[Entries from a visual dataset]
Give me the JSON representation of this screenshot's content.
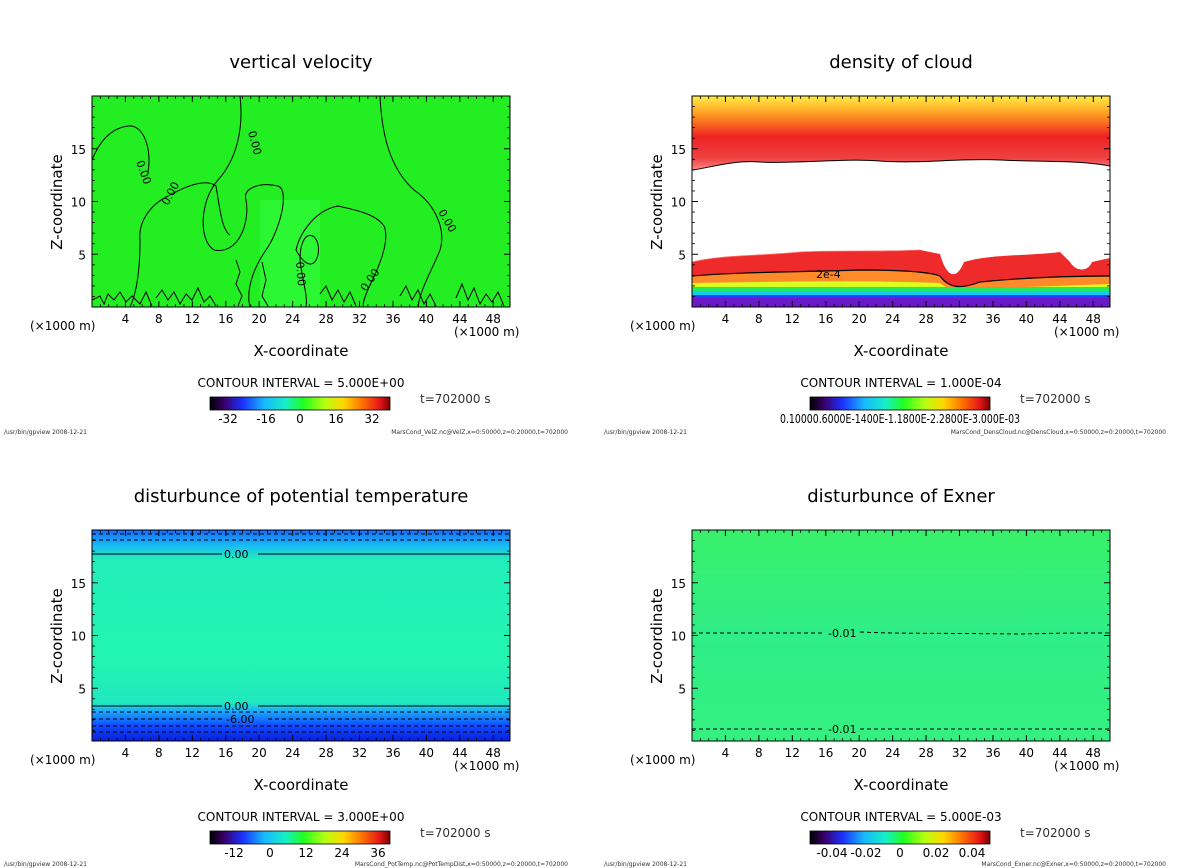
{
  "chart_data": [
    {
      "type": "heatmap",
      "title": "vertical velocity",
      "xlabel": "X-coordinate",
      "ylabel": "Z-coordinate",
      "x_unit": "(×1000 m)",
      "xlim": [
        0,
        50
      ],
      "ylim": [
        0,
        20
      ],
      "x_ticks": [
        4,
        8,
        12,
        16,
        20,
        24,
        28,
        32,
        36,
        40,
        44,
        48
      ],
      "y_ticks": [
        5,
        10,
        15
      ],
      "contour_interval": "CONTOUR INTERVAL = 5.000E+00",
      "time": "t=702000 s",
      "colorbar_ticks": [
        "-32",
        "-16",
        "0",
        "16",
        "32"
      ],
      "contour_labels": [
        "0.00",
        "0.00",
        "0.00",
        "0.00",
        "0.00",
        "0.00"
      ],
      "footer_left": "/usr/bin/gpview  2008-12-21",
      "footer_right": "MarsCond_VelZ.nc@VelZ,x=0:50000,z=0:20000,t=702000",
      "field": "uniform green (~0) with small perturbations near surface"
    },
    {
      "type": "heatmap",
      "title": "density of cloud",
      "xlabel": "X-coordinate",
      "ylabel": "Z-coordinate",
      "x_unit": "(×1000 m)",
      "xlim": [
        0,
        50
      ],
      "ylim": [
        0,
        20
      ],
      "x_ticks": [
        4,
        8,
        12,
        16,
        20,
        24,
        28,
        32,
        36,
        40,
        44,
        48
      ],
      "y_ticks": [
        5,
        10,
        15
      ],
      "contour_interval": "CONTOUR INTERVAL = 1.000E-04",
      "time": "t=702000 s",
      "colorbar_ticks": [
        "0.10000.6000E-1400E-1.1800E-2.2800E-3.000E-03"
      ],
      "contour_labels": [
        "2e-4"
      ],
      "footer_left": "/usr/bin/gpview  2008-12-21",
      "footer_right": "MarsCond_DensCloud.nc@DensCloud,x=0:50000,z=0:20000,t=702000",
      "field": "red/orange cloud layer z≈13.5–19.5, white between, red band near z≈5, colored layers below z≈3"
    },
    {
      "type": "heatmap",
      "title": "disturbunce of potential temperature",
      "xlabel": "X-coordinate",
      "ylabel": "Z-coordinate",
      "x_unit": "(×1000 m)",
      "xlim": [
        0,
        50
      ],
      "ylim": [
        0,
        20
      ],
      "x_ticks": [
        4,
        8,
        12,
        16,
        20,
        24,
        28,
        32,
        36,
        40,
        44,
        48
      ],
      "y_ticks": [
        5,
        10,
        15
      ],
      "contour_interval": "CONTOUR INTERVAL = 3.000E+00",
      "time": "t=702000 s",
      "colorbar_ticks": [
        "-12",
        "0",
        "12",
        "24",
        "36"
      ],
      "contour_labels": [
        "0.00",
        "0.00",
        "-6.00"
      ],
      "footer_left": "/usr/bin/gpview  2008-12-21",
      "footer_right": "MarsCond_PotTemp.nc@PotTempDist,x=0:50000,z=0:20000,t=702000",
      "field": "cyan-green interior, blue near top and bottom"
    },
    {
      "type": "heatmap",
      "title": "disturbunce of Exner",
      "xlabel": "X-coordinate",
      "ylabel": "Z-coordinate",
      "x_unit": "(×1000 m)",
      "xlim": [
        0,
        50
      ],
      "ylim": [
        0,
        20
      ],
      "x_ticks": [
        4,
        8,
        12,
        16,
        20,
        24,
        28,
        32,
        36,
        40,
        44,
        48
      ],
      "y_ticks": [
        5,
        10,
        15
      ],
      "contour_interval": "CONTOUR INTERVAL = 5.000E-03",
      "time": "t=702000 s",
      "colorbar_ticks": [
        "-0.04",
        "-0.02",
        "0",
        "0.02",
        "0.04"
      ],
      "contour_labels": [
        "-0.01",
        "-0.01"
      ],
      "footer_left": "/usr/bin/gpview  2008-12-21",
      "footer_right": "MarsCond_Exner.nc@Exner,x=0:50000,z=0:20000,t=702000",
      "field": "green field, slightly lighter upward"
    }
  ],
  "colors": {
    "vel_field": "#22ee22",
    "cloud_red": "#ee2222",
    "cloud_orange": "#ff9922",
    "cloud_yellow": "#ffee33",
    "pt_green": "#22f0a8",
    "pt_blue": "#1060ff",
    "exner_green": "#33ee88"
  }
}
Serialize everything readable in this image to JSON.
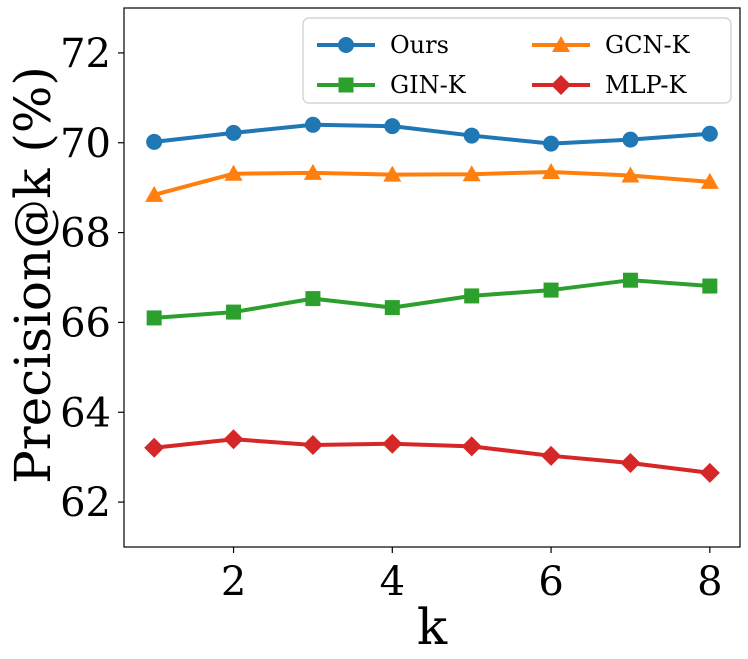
{
  "chart_data": {
    "type": "line",
    "title": "",
    "xlabel": "k",
    "ylabel": "Precision@k (%)",
    "x": [
      1,
      2,
      3,
      4,
      5,
      6,
      7,
      8
    ],
    "xlim": [
      0.62,
      8.38
    ],
    "ylim": [
      61.0,
      73.0
    ],
    "xticks": [
      2,
      4,
      6,
      8
    ],
    "yticks": [
      62,
      64,
      66,
      68,
      70,
      72
    ],
    "grid": false,
    "legend_position": "top-right",
    "series": [
      {
        "name": "Ours",
        "color": "#1f77b4",
        "marker": "circle",
        "values": [
          70.02,
          70.22,
          70.4,
          70.37,
          70.16,
          69.98,
          70.07,
          70.2
        ]
      },
      {
        "name": "GCN-K",
        "color": "#ff7f0e",
        "marker": "triangle",
        "values": [
          68.84,
          69.31,
          69.33,
          69.29,
          69.3,
          69.35,
          69.27,
          69.13
        ]
      },
      {
        "name": "GIN-K",
        "color": "#2ca02c",
        "marker": "square",
        "values": [
          66.1,
          66.23,
          66.53,
          66.33,
          66.59,
          66.72,
          66.94,
          66.81
        ]
      },
      {
        "name": "MLP-K",
        "color": "#d62728",
        "marker": "diamond",
        "values": [
          63.21,
          63.4,
          63.27,
          63.3,
          63.24,
          63.03,
          62.87,
          62.65
        ]
      }
    ]
  }
}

### WHAT NEEDS TO BE DONE
Here the job is to quote the lines from the one with "Serialize everything readable" through the end of the material, both included, exactly; please skip the pictures.

### RESPONSE TO THE EXERCISE
Serialize everything readable in this image to JSON.
{
  "chart_data": {
    "type": "line",
    "title": "",
    "xlabel": "k",
    "ylabel": "Precision@k (%)",
    "x": [
      1,
      2,
      3,
      4,
      5,
      6,
      7,
      8
    ],
    "xlim": [
      0.62,
      8.38
    ],
    "ylim": [
      61.0,
      73.0
    ],
    "xticks": [
      2,
      4,
      6,
      8
    ],
    "yticks": [
      62,
      64,
      66,
      68,
      70,
      72
    ],
    "grid": false,
    "legend_position": "top-right",
    "series": [
      {
        "name": "Ours",
        "color": "#1f77b4",
        "marker": "circle",
        "values": [
          70.02,
          70.22,
          70.4,
          70.37,
          70.16,
          69.98,
          70.07,
          70.2
        ]
      },
      {
        "name": "GCN-K",
        "color": "#ff7f0e",
        "marker": "triangle",
        "values": [
          68.84,
          69.31,
          69.33,
          69.29,
          69.3,
          69.35,
          69.27,
          69.13
        ]
      },
      {
        "name": "GIN-K",
        "color": "#2ca02c",
        "marker": "square",
        "values": [
          66.1,
          66.23,
          66.53,
          66.33,
          66.59,
          66.72,
          66.94,
          66.81
        ]
      },
      {
        "name": "MLP-K",
        "color": "#d62728",
        "marker": "diamond",
        "values": [
          63.21,
          63.4,
          63.27,
          63.3,
          63.24,
          63.03,
          62.87,
          62.65
        ]
      }
    ]
  }
}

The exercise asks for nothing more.